__Exercise task__.
Print every entry exactly as written.

Dataset records:
────────

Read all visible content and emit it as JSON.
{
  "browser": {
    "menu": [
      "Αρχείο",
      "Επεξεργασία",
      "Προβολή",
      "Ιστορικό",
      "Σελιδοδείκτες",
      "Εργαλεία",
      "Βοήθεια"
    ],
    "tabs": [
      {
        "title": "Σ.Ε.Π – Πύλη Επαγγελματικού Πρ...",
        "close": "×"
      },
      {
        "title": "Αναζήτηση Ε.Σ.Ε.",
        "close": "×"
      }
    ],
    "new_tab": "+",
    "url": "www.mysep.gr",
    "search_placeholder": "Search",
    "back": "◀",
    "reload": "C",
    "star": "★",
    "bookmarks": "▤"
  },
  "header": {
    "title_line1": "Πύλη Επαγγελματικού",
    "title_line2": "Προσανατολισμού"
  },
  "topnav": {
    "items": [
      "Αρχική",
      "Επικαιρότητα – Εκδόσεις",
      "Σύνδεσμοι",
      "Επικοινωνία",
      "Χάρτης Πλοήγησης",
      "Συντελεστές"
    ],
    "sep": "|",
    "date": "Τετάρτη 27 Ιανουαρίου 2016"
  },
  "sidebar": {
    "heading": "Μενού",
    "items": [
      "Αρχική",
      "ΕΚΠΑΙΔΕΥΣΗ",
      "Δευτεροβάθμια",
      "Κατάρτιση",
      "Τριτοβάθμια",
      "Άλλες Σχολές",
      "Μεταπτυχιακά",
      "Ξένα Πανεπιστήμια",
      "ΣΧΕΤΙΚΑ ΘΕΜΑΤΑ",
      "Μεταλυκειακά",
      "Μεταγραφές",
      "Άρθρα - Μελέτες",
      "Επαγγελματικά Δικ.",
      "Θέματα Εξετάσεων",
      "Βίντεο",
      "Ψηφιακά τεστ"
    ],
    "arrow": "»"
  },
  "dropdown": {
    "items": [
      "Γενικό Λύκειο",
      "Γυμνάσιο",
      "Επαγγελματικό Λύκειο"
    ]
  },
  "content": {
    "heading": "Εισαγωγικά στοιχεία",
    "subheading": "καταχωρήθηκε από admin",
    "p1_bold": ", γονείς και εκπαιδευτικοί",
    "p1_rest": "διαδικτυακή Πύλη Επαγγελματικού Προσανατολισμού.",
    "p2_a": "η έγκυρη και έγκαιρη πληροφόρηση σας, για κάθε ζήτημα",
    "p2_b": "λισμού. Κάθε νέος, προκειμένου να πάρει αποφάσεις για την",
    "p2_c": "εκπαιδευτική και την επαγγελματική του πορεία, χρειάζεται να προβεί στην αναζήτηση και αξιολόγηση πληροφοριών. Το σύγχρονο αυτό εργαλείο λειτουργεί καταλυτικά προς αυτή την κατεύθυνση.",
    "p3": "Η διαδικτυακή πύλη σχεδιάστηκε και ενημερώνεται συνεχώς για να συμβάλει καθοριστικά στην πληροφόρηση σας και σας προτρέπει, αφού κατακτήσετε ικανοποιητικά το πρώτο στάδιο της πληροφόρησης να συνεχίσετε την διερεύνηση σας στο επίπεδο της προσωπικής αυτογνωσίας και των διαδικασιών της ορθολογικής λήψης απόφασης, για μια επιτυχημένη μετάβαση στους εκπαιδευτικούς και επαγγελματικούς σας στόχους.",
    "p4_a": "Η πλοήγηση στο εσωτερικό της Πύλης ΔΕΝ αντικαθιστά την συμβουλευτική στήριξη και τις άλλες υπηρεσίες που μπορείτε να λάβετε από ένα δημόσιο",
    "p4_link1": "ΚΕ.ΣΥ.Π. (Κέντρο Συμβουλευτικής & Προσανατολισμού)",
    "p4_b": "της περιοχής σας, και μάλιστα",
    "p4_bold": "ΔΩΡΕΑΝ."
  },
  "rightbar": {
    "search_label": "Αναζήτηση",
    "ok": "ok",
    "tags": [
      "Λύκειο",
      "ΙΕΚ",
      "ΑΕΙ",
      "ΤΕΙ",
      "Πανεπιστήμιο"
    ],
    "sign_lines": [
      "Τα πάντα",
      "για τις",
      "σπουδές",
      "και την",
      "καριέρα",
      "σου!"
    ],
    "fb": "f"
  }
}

────────

__Task output__.
Read all visible content and emit it as JSON.
{
  "browser": {
    "menu": [
      "Αρχείο",
      "Επεξεργασία",
      "Προβολή",
      "Ιστορικό",
      "Σελιδοδείκτες",
      "Εργαλεία",
      "Βοήθεια"
    ],
    "tabs": [
      {
        "title": "Σ.Ε.Π – Πύλη Επαγγελματικού Πρ...",
        "close": "×"
      },
      {
        "title": "Αναζήτηση Ε.Σ.Ε.",
        "close": "×"
      }
    ],
    "new_tab": "+",
    "url": "www.mysep.gr",
    "search_placeholder": "Search",
    "back": "◀",
    "reload": "C",
    "star": "★",
    "bookmarks": "▤"
  },
  "header": {
    "title_line1": "Πύλη Επαγγελματικού",
    "title_line2": "Προσανατολισμού"
  },
  "topnav": {
    "items": [
      "Αρχική",
      "Επικαιρότητα – Εκδόσεις",
      "Σύνδεσμοι",
      "Επικοινωνία",
      "Χάρτης Πλοήγησης",
      "Συντελεστές"
    ],
    "sep": "|",
    "date": "Τετάρτη 27 Ιανουαρίου 2016"
  },
  "sidebar": {
    "heading": "Μενού",
    "items": [
      "Αρχική",
      "ΕΚΠΑΙΔΕΥΣΗ",
      "Δευτεροβάθμια",
      "Κατάρτιση",
      "Τριτοβάθμια",
      "Άλλες Σχολές",
      "Μεταπτυχιακά",
      "Ξένα Πανεπιστήμια",
      "ΣΧΕΤΙΚΑ ΘΕΜΑΤΑ",
      "Μεταλυκειακά",
      "Μεταγραφές",
      "Άρθρα - Μελέτες",
      "Επαγγελματικά Δικ.",
      "Θέματα Εξετάσεων",
      "Βίντεο",
      "Ψηφιακά τεστ"
    ],
    "arrow": "»"
  },
  "dropdown": {
    "items": [
      "Γενικό Λύκειο",
      "Γυμνάσιο",
      "Επαγγελματικό Λύκειο"
    ]
  },
  "content": {
    "heading": "Εισαγωγικά στοιχεία",
    "subheading": "καταχωρήθηκε από admin",
    "p1_bold": ", γονείς και εκπαιδευτικοί",
    "p1_rest": "διαδικτυακή Πύλη Επαγγελματικού Προσανατολισμού.",
    "p2_a": "η έγκυρη και έγκαιρη πληροφόρηση σας, για κάθε ζήτημα",
    "p2_b": "λισμού. Κάθε νέος, προκειμένου να πάρει αποφάσεις για την",
    "p2_c": "εκπαιδευτική και την επαγγελματική του πορεία, χρειάζεται να προβεί στην αναζήτηση και αξιολόγηση πληροφοριών. Το σύγχρονο αυτό εργαλείο λειτουργεί καταλυτικά προς αυτή την κατεύθυνση.",
    "p3": "Η διαδικτυακή πύλη σχεδιάστηκε και ενημερώνεται συνεχώς για να συμβάλει καθοριστικά στην πληροφόρηση σας και σας προτρέπει, αφού κατακτήσετε ικανοποιητικά το πρώτο στάδιο της πληροφόρησης να συνεχίσετε την διερεύνηση σας στο επίπεδο της προσωπικής αυτογνωσίας και των διαδικασιών της ορθολογικής λήψης απόφασης, για μια επιτυχημένη μετάβαση στους εκπαιδευτικούς και επαγγελματικούς σας στόχους.",
    "p4_a": "Η πλοήγηση στο εσωτερικό της Πύλης ΔΕΝ αντικαθιστά την συμβουλευτική στήριξη και τις άλλες υπηρεσίες που μπορείτε να λάβετε από ένα δημόσιο",
    "p4_link1": "ΚΕ.ΣΥ.Π. (Κέντρο Συμβουλευτικής & Προσανατολισμού)",
    "p4_b": "της περιοχής σας, και μάλιστα",
    "p4_bold": "ΔΩΡΕΑΝ."
  },
  "rightbar": {
    "search_label": "Αναζήτηση",
    "ok": "ok",
    "tags": [
      "Λύκειο",
      "ΙΕΚ",
      "ΑΕΙ",
      "ΤΕΙ",
      "Πανεπιστήμιο"
    ],
    "sign_lines": [
      "Τα πάντα",
      "για τις",
      "σπουδές",
      "και την",
      "καριέρα",
      "σου!"
    ],
    "fb": "f"
  }
}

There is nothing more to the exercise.